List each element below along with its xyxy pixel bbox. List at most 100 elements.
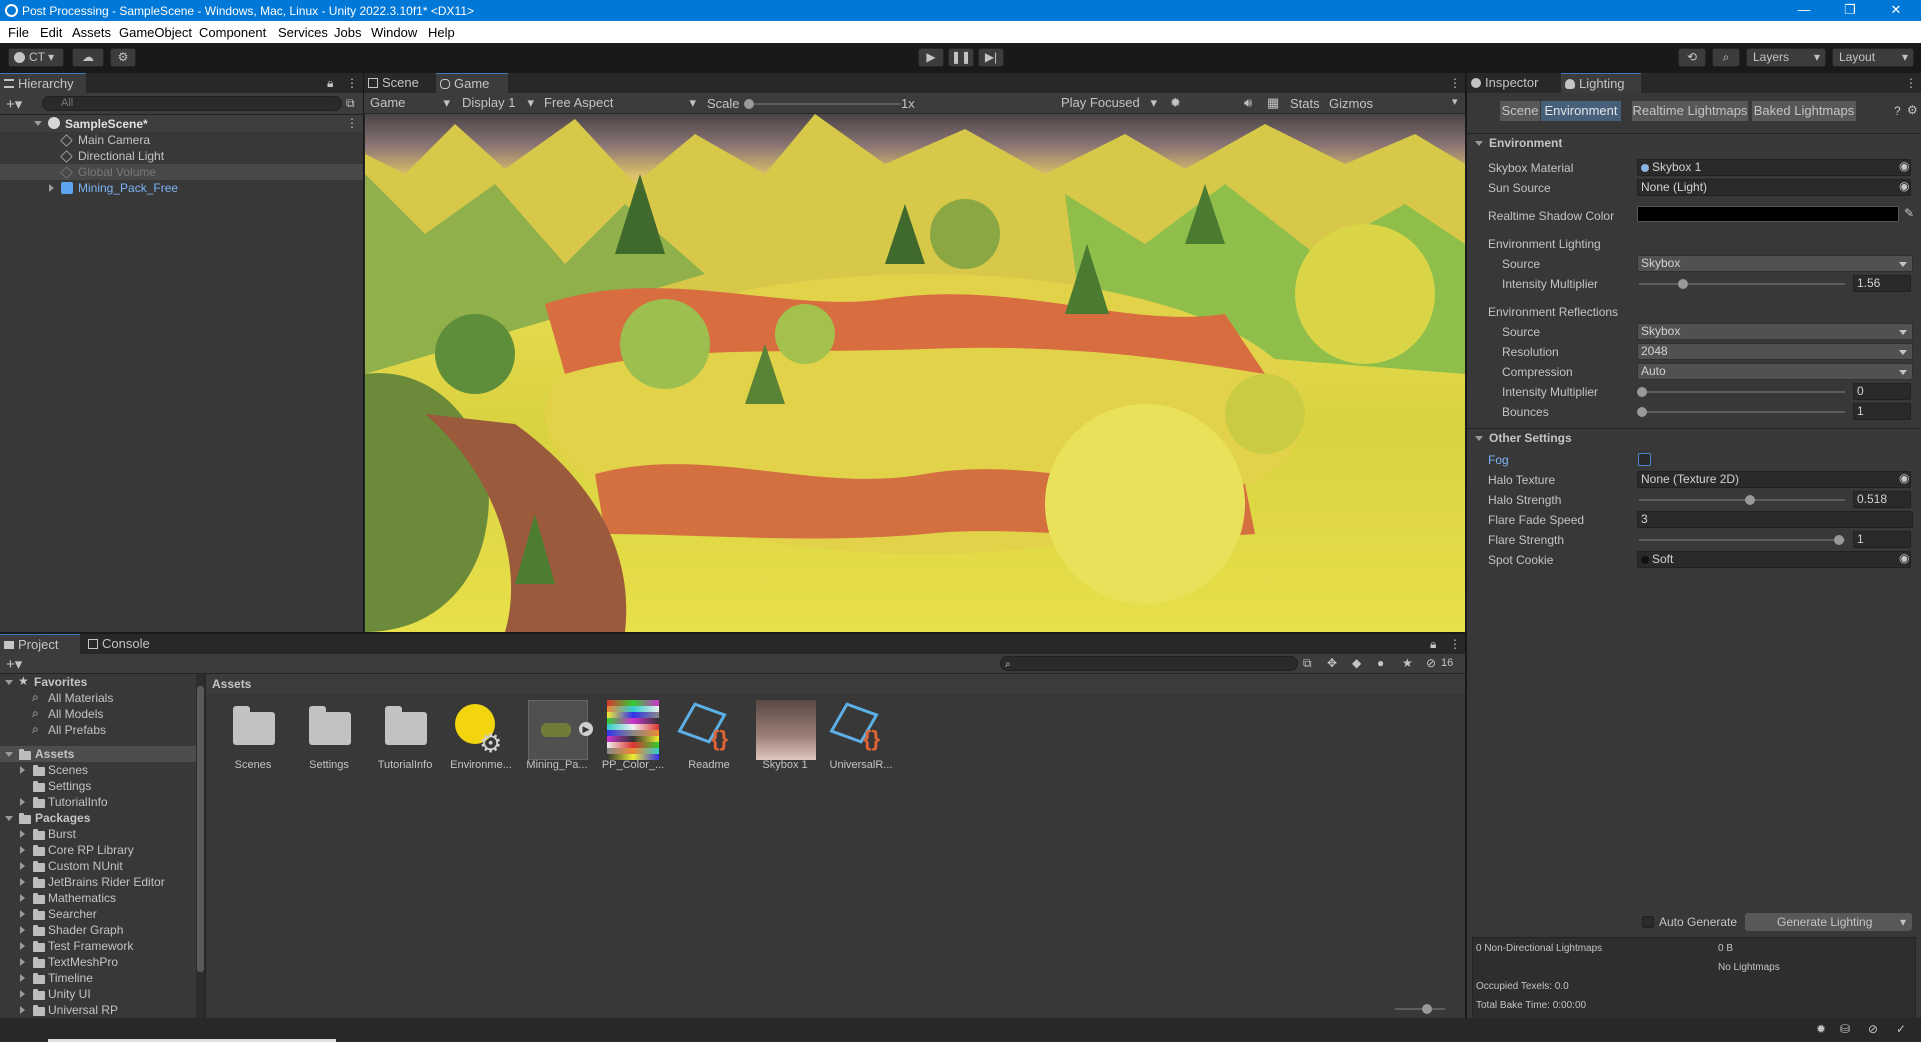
****
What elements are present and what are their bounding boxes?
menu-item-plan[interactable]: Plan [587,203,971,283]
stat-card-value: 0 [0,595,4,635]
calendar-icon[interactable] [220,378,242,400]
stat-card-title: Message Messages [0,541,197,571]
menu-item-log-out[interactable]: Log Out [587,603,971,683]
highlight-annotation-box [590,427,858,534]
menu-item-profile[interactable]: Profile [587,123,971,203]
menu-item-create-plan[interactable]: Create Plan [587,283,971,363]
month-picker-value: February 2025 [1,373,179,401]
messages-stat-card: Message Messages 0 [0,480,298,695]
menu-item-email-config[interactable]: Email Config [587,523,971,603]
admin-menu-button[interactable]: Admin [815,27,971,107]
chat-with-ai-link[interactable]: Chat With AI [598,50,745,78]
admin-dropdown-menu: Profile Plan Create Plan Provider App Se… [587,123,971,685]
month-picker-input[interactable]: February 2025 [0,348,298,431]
****
## WHAT TO WORK ON
Lay out the items from the line that contains "What elements are" through the line that contains "stat-card-title: Message Messages", inclusive, as a JSON list of strings with one string per line and blank lines omitted.

## FULL SOLUTION
[
  "What elements are present and what are their bounding boxes?",
  "menu-item-plan[interactable]: Plan [587,203,971,283]",
  "stat-card-value: 0 [0,595,4,635]",
  "calendar-icon[interactable] [220,378,242,400]",
  "stat-card-title: Message Messages [0,541,197,571]"
]